### Required task
Transcribe the records that follow in their entirety, omitting any pictures.

○ ○ ○

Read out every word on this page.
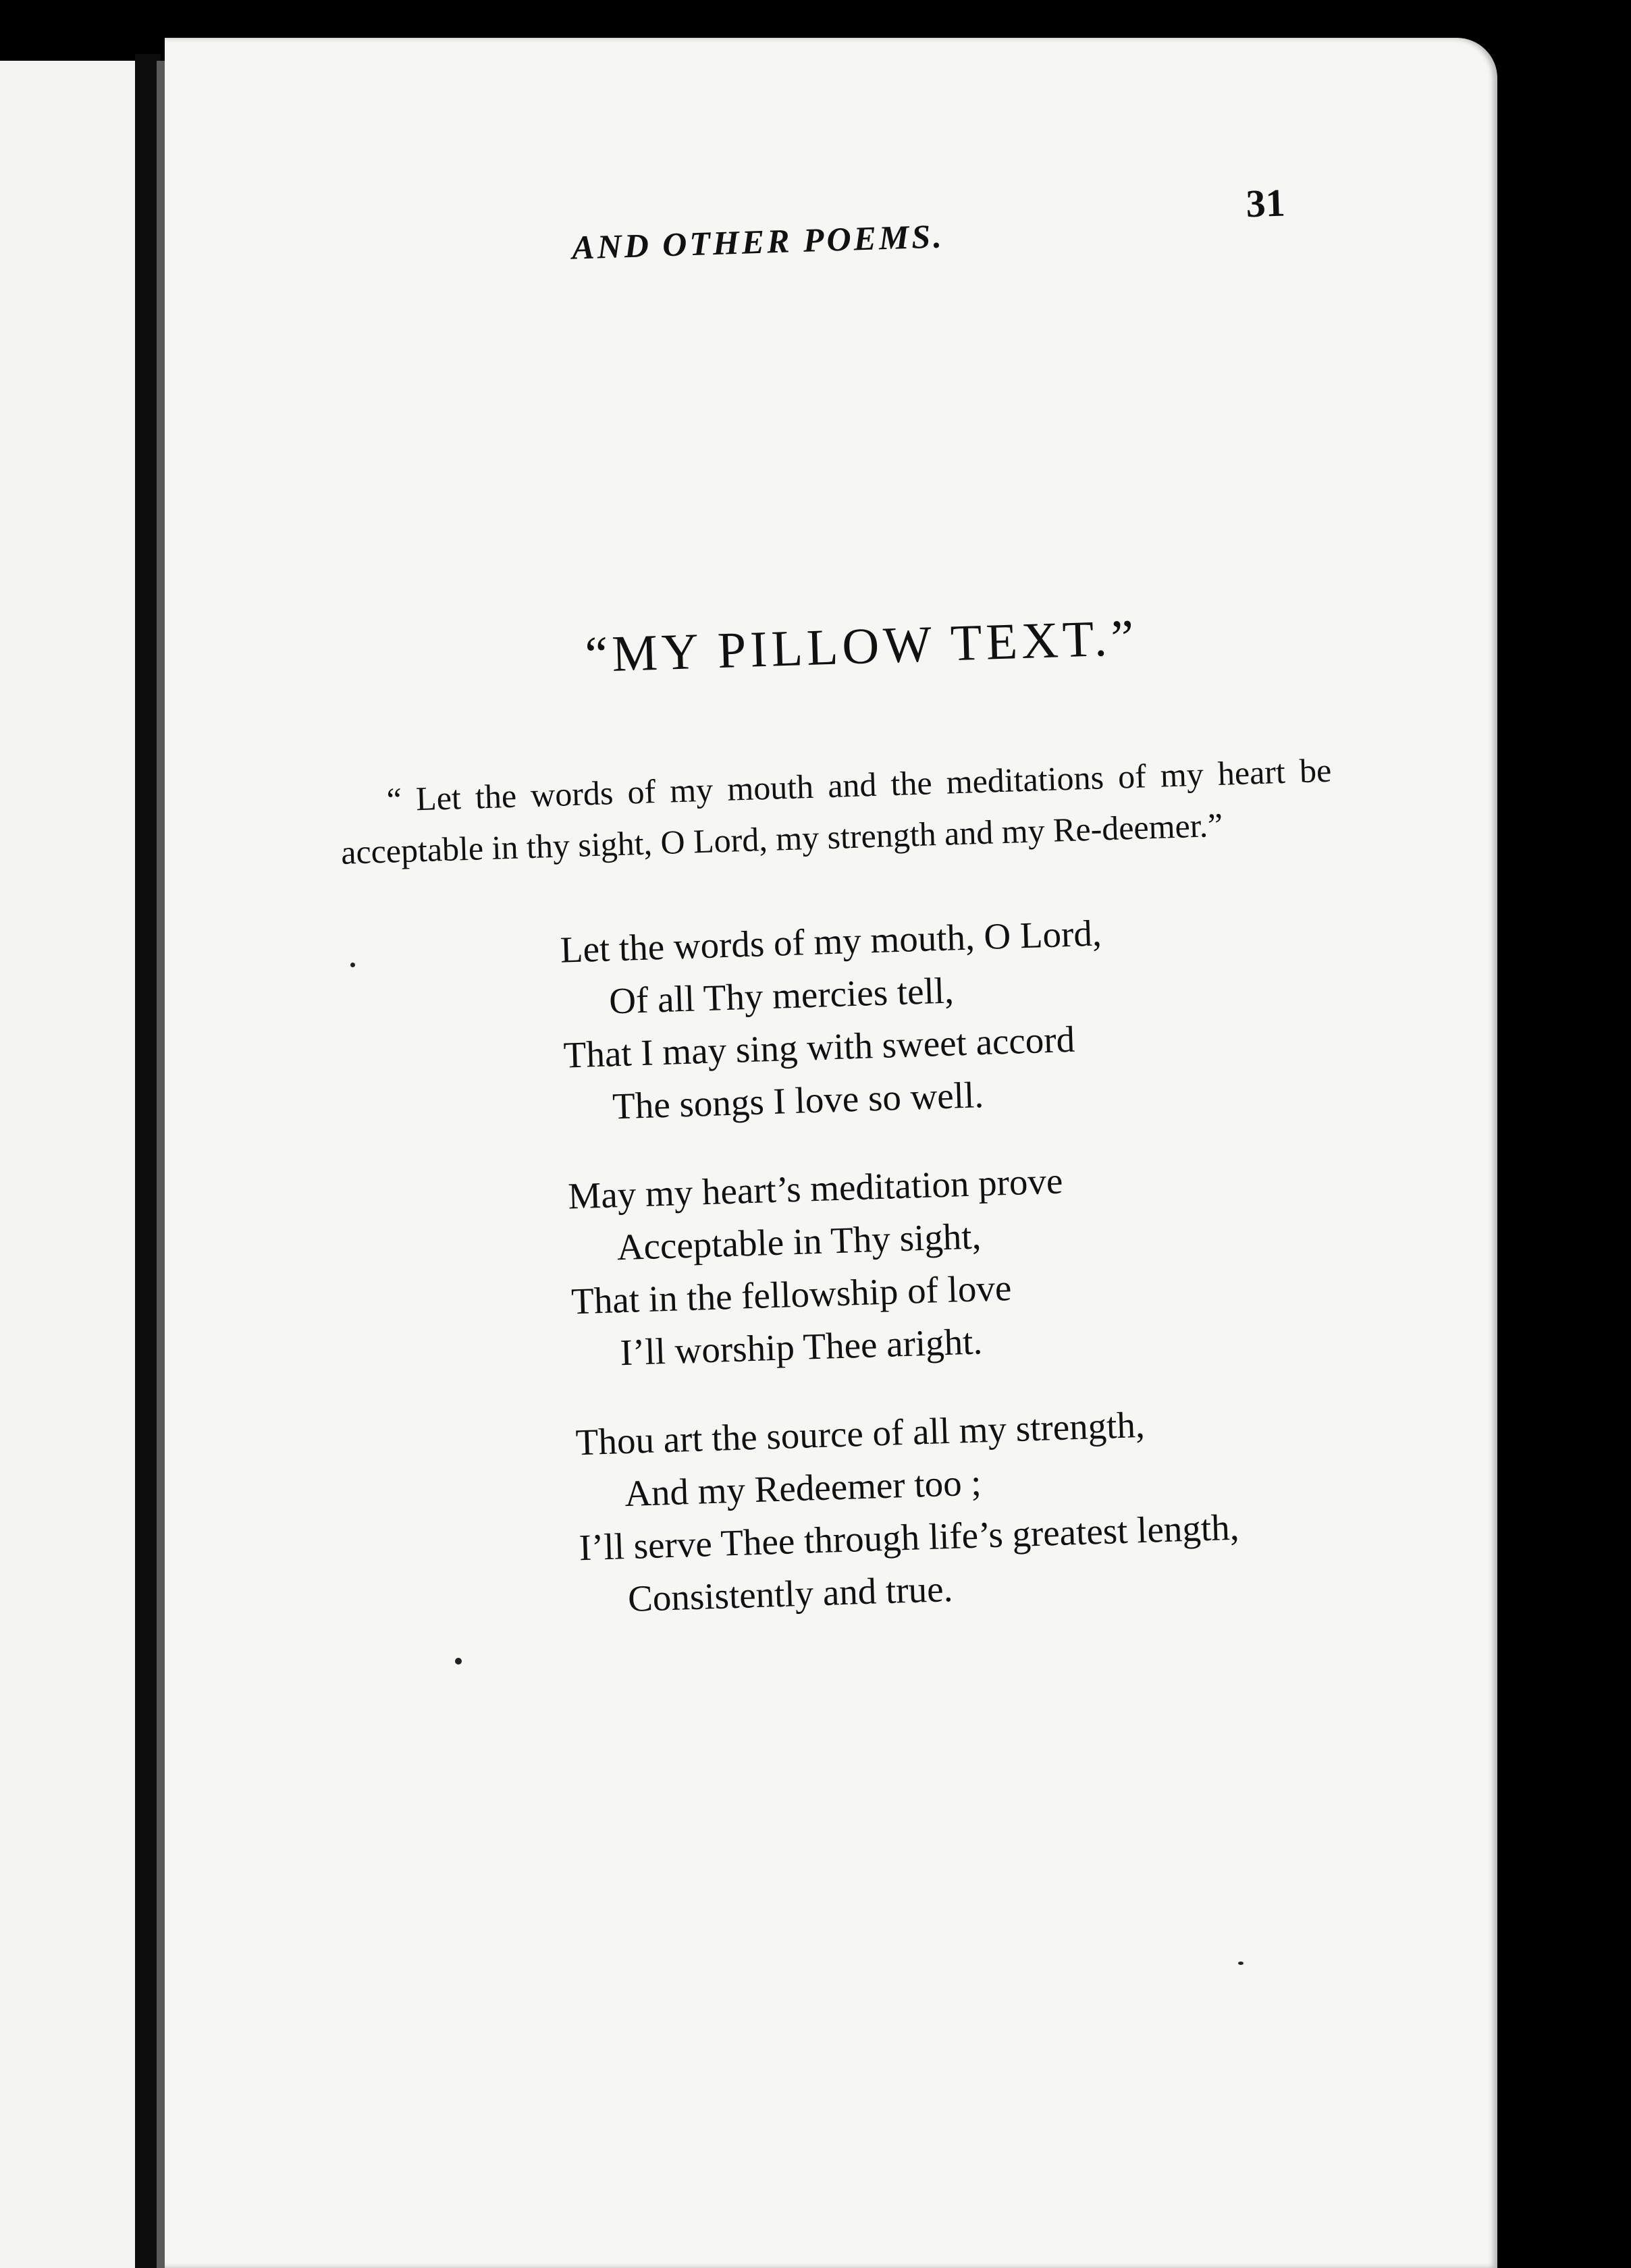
AND OTHER POEMS.
31
“MY PILLOW TEXT.”
“ Let the words of my mouth and the meditations of my heart be acceptable in thy sight, O Lord, my strength and my Re-deemer.”
Let the words of my mouth, O Lord,
Of all Thy mercies tell,
That I may sing with sweet accord
The songs I love so well.
May my heart’s meditation prove
Acceptable in Thy sight,
That in the fellowship of love
I’ll worship Thee aright.
Thou art the source of all my strength,
And my Redeemer too ;
I’ll serve Thee through life’s greatest length,
Consistently and true.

○ ○ ○

### Task result
Read out every word on this page.
AND OTHER POEMS.
31
“MY PILLOW TEXT.”
“ Let the words of my mouth and the meditations of my heart be acceptable in thy sight, O Lord, my strength and my Re-deemer.”
Let the words of my mouth, O Lord,
Of all Thy mercies tell,
That I may sing with sweet accord
The songs I love so well.
May my heart’s meditation prove
Acceptable in Thy sight,
That in the fellowship of love
I’ll worship Thee aright.
Thou art the source of all my strength,
And my Redeemer too ;
I’ll serve Thee through life’s greatest length,
Consistently and true.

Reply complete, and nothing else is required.